### EXERCISE DATA ###

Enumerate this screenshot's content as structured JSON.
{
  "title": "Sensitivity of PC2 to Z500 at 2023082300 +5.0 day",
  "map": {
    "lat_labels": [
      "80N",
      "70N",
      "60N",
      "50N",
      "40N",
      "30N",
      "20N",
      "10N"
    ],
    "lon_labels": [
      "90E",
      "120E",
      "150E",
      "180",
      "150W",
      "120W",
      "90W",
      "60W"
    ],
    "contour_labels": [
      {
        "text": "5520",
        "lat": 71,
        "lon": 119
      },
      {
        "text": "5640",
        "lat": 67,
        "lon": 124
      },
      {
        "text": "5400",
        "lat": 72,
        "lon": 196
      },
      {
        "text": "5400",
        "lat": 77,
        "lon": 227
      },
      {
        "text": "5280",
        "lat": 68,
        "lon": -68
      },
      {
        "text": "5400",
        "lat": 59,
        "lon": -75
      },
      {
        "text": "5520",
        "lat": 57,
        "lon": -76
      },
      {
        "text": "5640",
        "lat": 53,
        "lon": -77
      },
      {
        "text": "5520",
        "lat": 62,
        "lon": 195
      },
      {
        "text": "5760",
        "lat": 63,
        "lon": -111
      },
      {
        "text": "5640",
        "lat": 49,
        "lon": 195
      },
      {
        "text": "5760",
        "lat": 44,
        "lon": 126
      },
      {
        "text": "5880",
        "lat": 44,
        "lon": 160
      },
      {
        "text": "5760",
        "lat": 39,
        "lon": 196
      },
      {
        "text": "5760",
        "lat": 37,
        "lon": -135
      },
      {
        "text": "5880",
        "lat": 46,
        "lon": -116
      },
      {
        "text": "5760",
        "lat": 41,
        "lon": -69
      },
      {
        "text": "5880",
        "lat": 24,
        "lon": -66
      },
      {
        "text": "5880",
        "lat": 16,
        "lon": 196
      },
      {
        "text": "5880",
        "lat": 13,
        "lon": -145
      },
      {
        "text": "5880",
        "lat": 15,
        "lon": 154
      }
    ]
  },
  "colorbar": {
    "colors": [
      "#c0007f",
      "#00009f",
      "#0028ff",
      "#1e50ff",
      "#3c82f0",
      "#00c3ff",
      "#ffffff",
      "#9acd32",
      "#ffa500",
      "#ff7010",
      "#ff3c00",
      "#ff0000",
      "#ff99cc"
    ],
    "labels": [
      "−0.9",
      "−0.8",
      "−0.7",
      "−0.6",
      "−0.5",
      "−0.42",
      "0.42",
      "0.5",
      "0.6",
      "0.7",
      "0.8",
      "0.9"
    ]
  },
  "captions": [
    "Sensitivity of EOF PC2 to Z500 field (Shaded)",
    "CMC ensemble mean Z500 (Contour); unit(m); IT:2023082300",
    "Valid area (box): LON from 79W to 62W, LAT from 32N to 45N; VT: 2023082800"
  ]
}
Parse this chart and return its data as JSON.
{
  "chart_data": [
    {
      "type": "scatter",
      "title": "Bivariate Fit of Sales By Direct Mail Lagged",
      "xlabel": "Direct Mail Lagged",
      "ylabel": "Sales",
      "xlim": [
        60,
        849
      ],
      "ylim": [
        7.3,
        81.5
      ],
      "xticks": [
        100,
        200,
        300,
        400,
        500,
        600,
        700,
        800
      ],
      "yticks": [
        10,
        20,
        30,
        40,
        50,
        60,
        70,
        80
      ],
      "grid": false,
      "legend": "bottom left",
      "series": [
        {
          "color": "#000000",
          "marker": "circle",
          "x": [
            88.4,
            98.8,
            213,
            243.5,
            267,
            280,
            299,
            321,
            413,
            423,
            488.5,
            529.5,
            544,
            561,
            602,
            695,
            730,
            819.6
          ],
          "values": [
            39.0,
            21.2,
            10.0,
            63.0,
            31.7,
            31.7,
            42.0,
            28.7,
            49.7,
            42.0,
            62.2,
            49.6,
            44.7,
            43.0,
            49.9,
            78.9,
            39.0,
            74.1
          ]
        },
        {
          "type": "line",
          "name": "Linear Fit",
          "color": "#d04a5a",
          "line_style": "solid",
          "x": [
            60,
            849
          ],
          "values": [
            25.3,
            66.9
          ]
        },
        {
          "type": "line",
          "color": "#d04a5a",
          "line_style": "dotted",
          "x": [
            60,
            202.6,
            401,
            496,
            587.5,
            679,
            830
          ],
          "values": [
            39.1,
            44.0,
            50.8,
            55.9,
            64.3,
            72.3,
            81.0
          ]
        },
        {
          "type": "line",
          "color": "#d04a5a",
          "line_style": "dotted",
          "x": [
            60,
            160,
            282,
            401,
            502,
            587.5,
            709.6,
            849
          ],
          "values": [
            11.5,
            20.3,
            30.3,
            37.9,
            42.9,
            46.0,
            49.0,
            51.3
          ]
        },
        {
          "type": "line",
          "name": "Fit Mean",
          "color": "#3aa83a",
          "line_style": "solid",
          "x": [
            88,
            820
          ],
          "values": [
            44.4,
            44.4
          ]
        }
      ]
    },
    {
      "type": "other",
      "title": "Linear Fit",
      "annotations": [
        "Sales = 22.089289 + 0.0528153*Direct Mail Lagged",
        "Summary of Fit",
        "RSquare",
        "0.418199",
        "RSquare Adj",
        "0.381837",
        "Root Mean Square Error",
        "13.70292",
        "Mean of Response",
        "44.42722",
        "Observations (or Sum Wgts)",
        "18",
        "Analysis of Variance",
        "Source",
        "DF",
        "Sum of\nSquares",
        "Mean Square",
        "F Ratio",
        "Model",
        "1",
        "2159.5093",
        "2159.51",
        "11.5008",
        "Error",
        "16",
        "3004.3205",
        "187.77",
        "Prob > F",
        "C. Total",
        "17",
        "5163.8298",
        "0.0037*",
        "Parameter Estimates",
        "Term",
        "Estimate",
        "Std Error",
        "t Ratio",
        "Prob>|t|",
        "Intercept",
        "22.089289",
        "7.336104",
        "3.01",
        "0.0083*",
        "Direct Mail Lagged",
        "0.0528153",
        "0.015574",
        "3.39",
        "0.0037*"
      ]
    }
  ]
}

###

▸ **GIVEN REQUEST**
Repeat the data above exactly.

▸ **REPLY TO THE EXERCISE**
Enumerate this screenshot's content as structured JSON.
{
  "title": "Sensitivity of PC2 to Z500 at 2023082300 +5.0 day",
  "map": {
    "lat_labels": [
      "80N",
      "70N",
      "60N",
      "50N",
      "40N",
      "30N",
      "20N",
      "10N"
    ],
    "lon_labels": [
      "90E",
      "120E",
      "150E",
      "180",
      "150W",
      "120W",
      "90W",
      "60W"
    ],
    "contour_labels": [
      {
        "text": "5520",
        "lat": 71,
        "lon": 119
      },
      {
        "text": "5640",
        "lat": 67,
        "lon": 124
      },
      {
        "text": "5400",
        "lat": 72,
        "lon": 196
      },
      {
        "text": "5400",
        "lat": 77,
        "lon": 227
      },
      {
        "text": "5280",
        "lat": 68,
        "lon": -68
      },
      {
        "text": "5400",
        "lat": 59,
        "lon": -75
      },
      {
        "text": "5520",
        "lat": 57,
        "lon": -76
      },
      {
        "text": "5640",
        "lat": 53,
        "lon": -77
      },
      {
        "text": "5520",
        "lat": 62,
        "lon": 195
      },
      {
        "text": "5760",
        "lat": 63,
        "lon": -111
      },
      {
        "text": "5640",
        "lat": 49,
        "lon": 195
      },
      {
        "text": "5760",
        "lat": 44,
        "lon": 126
      },
      {
        "text": "5880",
        "lat": 44,
        "lon": 160
      },
      {
        "text": "5760",
        "lat": 39,
        "lon": 196
      },
      {
        "text": "5760",
        "lat": 37,
        "lon": -135
      },
      {
        "text": "5880",
        "lat": 46,
        "lon": -116
      },
      {
        "text": "5760",
        "lat": 41,
        "lon": -69
      },
      {
        "text": "5880",
        "lat": 24,
        "lon": -66
      },
      {
        "text": "5880",
        "lat": 16,
        "lon": 196
      },
      {
        "text": "5880",
        "lat": 13,
        "lon": -145
      },
      {
        "text": "5880",
        "lat": 15,
        "lon": 154
      }
    ]
  },
  "colorbar": {
    "colors": [
      "#c0007f",
      "#00009f",
      "#0028ff",
      "#1e50ff",
      "#3c82f0",
      "#00c3ff",
      "#ffffff",
      "#9acd32",
      "#ffa500",
      "#ff7010",
      "#ff3c00",
      "#ff0000",
      "#ff99cc"
    ],
    "labels": [
      "−0.9",
      "−0.8",
      "−0.7",
      "−0.6",
      "−0.5",
      "−0.42",
      "0.42",
      "0.5",
      "0.6",
      "0.7",
      "0.8",
      "0.9"
    ]
  },
  "captions": [
    "Sensitivity of EOF PC2 to Z500 field (Shaded)",
    "CMC ensemble mean Z500 (Contour); unit(m); IT:2023082300",
    "Valid area (box): LON from 79W to 62W, LAT from 32N to 45N; VT: 2023082800"
  ]
}
Parse this chart and return its data as JSON.
{
  "chart_data": [
    {
      "type": "scatter",
      "title": "Bivariate Fit of Sales By Direct Mail Lagged",
      "xlabel": "Direct Mail Lagged",
      "ylabel": "Sales",
      "xlim": [
        60,
        849
      ],
      "ylim": [
        7.3,
        81.5
      ],
      "xticks": [
        100,
        200,
        300,
        400,
        500,
        600,
        700,
        800
      ],
      "yticks": [
        10,
        20,
        30,
        40,
        50,
        60,
        70,
        80
      ],
      "grid": false,
      "legend": "bottom left",
      "series": [
        {
          "color": "#000000",
          "marker": "circle",
          "x": [
            88.4,
            98.8,
            213,
            243.5,
            267,
            280,
            299,
            321,
            413,
            423,
            488.5,
            529.5,
            544,
            561,
            602,
            695,
            730,
            819.6
          ],
          "values": [
            39.0,
            21.2,
            10.0,
            63.0,
            31.7,
            31.7,
            42.0,
            28.7,
            49.7,
            42.0,
            62.2,
            49.6,
            44.7,
            43.0,
            49.9,
            78.9,
            39.0,
            74.1
          ]
        },
        {
          "type": "line",
          "name": "Linear Fit",
          "color": "#d04a5a",
          "line_style": "solid",
          "x": [
            60,
            849
          ],
          "values": [
            25.3,
            66.9
          ]
        },
        {
          "type": "line",
          "color": "#d04a5a",
          "line_style": "dotted",
          "x": [
            60,
            202.6,
            401,
            496,
            587.5,
            679,
            830
          ],
          "values": [
            39.1,
            44.0,
            50.8,
            55.9,
            64.3,
            72.3,
            81.0
          ]
        },
        {
          "type": "line",
          "color": "#d04a5a",
          "line_style": "dotted",
          "x": [
            60,
            160,
            282,
            401,
            502,
            587.5,
            709.6,
            849
          ],
          "values": [
            11.5,
            20.3,
            30.3,
            37.9,
            42.9,
            46.0,
            49.0,
            51.3
          ]
        },
        {
          "type": "line",
          "name": "Fit Mean",
          "color": "#3aa83a",
          "line_style": "solid",
          "x": [
            88,
            820
          ],
          "values": [
            44.4,
            44.4
          ]
        }
      ]
    },
    {
      "type": "other",
      "title": "Linear Fit",
      "annotations": [
        "Sales = 22.089289 + 0.0528153*Direct Mail Lagged",
        "Summary of Fit",
        "RSquare",
        "0.418199",
        "RSquare Adj",
        "0.381837",
        "Root Mean Square Error",
        "13.70292",
        "Mean of Response",
        "44.42722",
        "Observations (or Sum Wgts)",
        "18",
        "Analysis of Variance",
        "Source",
        "DF",
        "Sum of\nSquares",
        "Mean Square",
        "F Ratio",
        "Model",
        "1",
        "2159.5093",
        "2159.51",
        "11.5008",
        "Error",
        "16",
        "3004.3205",
        "187.77",
        "Prob > F",
        "C. Total",
        "17",
        "5163.8298",
        "0.0037*",
        "Parameter Estimates",
        "Term",
        "Estimate",
        "Std Error",
        "t Ratio",
        "Prob>|t|",
        "Intercept",
        "22.089289",
        "7.336104",
        "3.01",
        "0.0083*",
        "Direct Mail Lagged",
        "0.0528153",
        "0.015574",
        "3.39",
        "0.0037*"
      ]
    }
  ]
}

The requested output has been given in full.